▶ Stated problem
Reproduce the records below exactly as they appear.

▶ Records for the exercise
================

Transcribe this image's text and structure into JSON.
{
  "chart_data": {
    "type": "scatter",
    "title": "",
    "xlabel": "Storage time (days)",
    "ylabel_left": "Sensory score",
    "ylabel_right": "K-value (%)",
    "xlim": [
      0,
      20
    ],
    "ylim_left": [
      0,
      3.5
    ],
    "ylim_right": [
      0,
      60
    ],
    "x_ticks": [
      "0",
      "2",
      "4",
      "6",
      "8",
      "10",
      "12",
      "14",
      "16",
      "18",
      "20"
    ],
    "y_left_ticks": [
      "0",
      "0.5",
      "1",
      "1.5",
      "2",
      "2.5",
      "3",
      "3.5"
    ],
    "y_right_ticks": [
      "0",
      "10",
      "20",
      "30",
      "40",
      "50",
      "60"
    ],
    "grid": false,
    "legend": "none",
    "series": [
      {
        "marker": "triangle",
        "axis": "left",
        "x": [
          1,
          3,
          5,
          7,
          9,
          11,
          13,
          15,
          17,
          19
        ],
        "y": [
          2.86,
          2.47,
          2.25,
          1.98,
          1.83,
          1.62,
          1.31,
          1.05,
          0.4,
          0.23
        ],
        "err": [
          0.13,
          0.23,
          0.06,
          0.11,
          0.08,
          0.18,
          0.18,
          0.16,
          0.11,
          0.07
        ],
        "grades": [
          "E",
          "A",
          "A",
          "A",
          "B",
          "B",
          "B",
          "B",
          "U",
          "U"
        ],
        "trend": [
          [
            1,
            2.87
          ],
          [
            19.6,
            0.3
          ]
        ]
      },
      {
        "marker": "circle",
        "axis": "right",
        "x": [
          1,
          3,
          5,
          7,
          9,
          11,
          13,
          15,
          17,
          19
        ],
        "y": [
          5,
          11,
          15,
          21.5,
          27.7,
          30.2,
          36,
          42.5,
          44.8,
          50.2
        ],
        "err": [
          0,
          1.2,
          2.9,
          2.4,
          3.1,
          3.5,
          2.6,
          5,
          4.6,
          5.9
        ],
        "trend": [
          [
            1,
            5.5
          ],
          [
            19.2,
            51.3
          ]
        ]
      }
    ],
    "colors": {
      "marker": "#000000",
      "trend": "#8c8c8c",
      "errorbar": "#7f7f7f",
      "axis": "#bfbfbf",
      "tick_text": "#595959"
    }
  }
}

================

▶ Full response
Transcribe this image's text and structure into JSON.
{
  "chart_data": {
    "type": "scatter",
    "title": "",
    "xlabel": "Storage time (days)",
    "ylabel_left": "Sensory score",
    "ylabel_right": "K-value (%)",
    "xlim": [
      0,
      20
    ],
    "ylim_left": [
      0,
      3.5
    ],
    "ylim_right": [
      0,
      60
    ],
    "x_ticks": [
      "0",
      "2",
      "4",
      "6",
      "8",
      "10",
      "12",
      "14",
      "16",
      "18",
      "20"
    ],
    "y_left_ticks": [
      "0",
      "0.5",
      "1",
      "1.5",
      "2",
      "2.5",
      "3",
      "3.5"
    ],
    "y_right_ticks": [
      "0",
      "10",
      "20",
      "30",
      "40",
      "50",
      "60"
    ],
    "grid": false,
    "legend": "none",
    "series": [
      {
        "marker": "triangle",
        "axis": "left",
        "x": [
          1,
          3,
          5,
          7,
          9,
          11,
          13,
          15,
          17,
          19
        ],
        "y": [
          2.86,
          2.47,
          2.25,
          1.98,
          1.83,
          1.62,
          1.31,
          1.05,
          0.4,
          0.23
        ],
        "err": [
          0.13,
          0.23,
          0.06,
          0.11,
          0.08,
          0.18,
          0.18,
          0.16,
          0.11,
          0.07
        ],
        "grades": [
          "E",
          "A",
          "A",
          "A",
          "B",
          "B",
          "B",
          "B",
          "U",
          "U"
        ],
        "trend": [
          [
            1,
            2.87
          ],
          [
            19.6,
            0.3
          ]
        ]
      },
      {
        "marker": "circle",
        "axis": "right",
        "x": [
          1,
          3,
          5,
          7,
          9,
          11,
          13,
          15,
          17,
          19
        ],
        "y": [
          5,
          11,
          15,
          21.5,
          27.7,
          30.2,
          36,
          42.5,
          44.8,
          50.2
        ],
        "err": [
          0,
          1.2,
          2.9,
          2.4,
          3.1,
          3.5,
          2.6,
          5,
          4.6,
          5.9
        ],
        "trend": [
          [
            1,
            5.5
          ],
          [
            19.2,
            51.3
          ]
        ]
      }
    ],
    "colors": {
      "marker": "#000000",
      "trend": "#8c8c8c",
      "errorbar": "#7f7f7f",
      "axis": "#bfbfbf",
      "tick_text": "#595959"
    }
  }
}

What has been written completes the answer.